## STATED EXERCISE
All of the listing below must be repeated word for word. Pictures are the only thing to omit.

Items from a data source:
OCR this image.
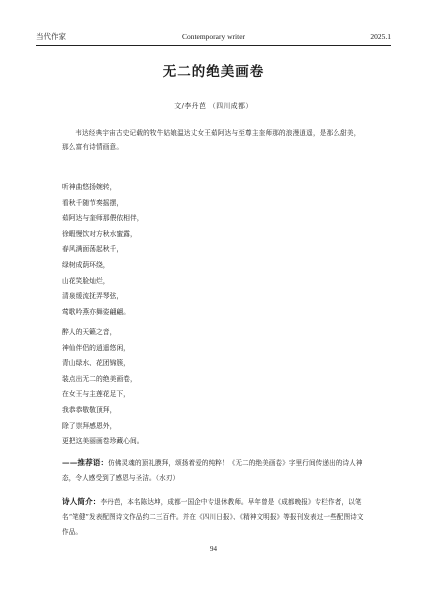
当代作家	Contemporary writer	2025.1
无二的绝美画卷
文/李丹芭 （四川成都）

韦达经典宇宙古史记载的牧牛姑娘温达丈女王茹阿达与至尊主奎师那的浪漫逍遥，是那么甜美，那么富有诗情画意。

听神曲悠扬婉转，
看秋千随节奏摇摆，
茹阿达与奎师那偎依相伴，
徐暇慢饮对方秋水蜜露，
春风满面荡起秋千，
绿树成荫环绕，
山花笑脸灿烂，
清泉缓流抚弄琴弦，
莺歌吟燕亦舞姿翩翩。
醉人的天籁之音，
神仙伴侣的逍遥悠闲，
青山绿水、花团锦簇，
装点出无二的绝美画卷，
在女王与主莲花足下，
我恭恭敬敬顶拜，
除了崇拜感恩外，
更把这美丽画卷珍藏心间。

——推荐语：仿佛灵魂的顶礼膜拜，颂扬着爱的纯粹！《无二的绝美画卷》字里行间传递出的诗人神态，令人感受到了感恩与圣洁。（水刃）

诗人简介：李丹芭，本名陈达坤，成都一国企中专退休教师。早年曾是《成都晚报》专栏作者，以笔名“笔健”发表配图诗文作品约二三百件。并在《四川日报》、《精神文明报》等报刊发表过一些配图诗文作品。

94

## EXERCISE ANSWER
OCR this image.
当代作家	Contemporary writer	2025.1
无二的绝美画卷
文/李丹芭 （四川成都）

韦达经典宇宙古史记载的牧牛姑娘温达丈女王茹阿达与至尊主奎师那的浪漫逍遥，是那么甜美，那么富有诗情画意。

听神曲悠扬婉转，
看秋千随节奏摇摆，
茹阿达与奎师那偎依相伴，
徐暇慢饮对方秋水蜜露，
春风满面荡起秋千，
绿树成荫环绕，
山花笑脸灿烂，
清泉缓流抚弄琴弦，
莺歌吟燕亦舞姿翩翩。
醉人的天籁之音，
神仙伴侣的逍遥悠闲，
青山绿水、花团锦簇，
装点出无二的绝美画卷，
在女王与主莲花足下，
我恭恭敬敬顶拜，
除了崇拜感恩外，
更把这美丽画卷珍藏心间。

——推荐语：仿佛灵魂的顶礼膜拜，颂扬着爱的纯粹！《无二的绝美画卷》字里行间传递出的诗人神态，令人感受到了感恩与圣洁。（水刃）

诗人简介：李丹芭，本名陈达坤，成都一国企中专退休教师。早年曾是《成都晚报》专栏作者，以笔名“笔健”发表配图诗文作品约二三百件。并在《四川日报》、《精神文明报》等报刊发表过一些配图诗文作品。

94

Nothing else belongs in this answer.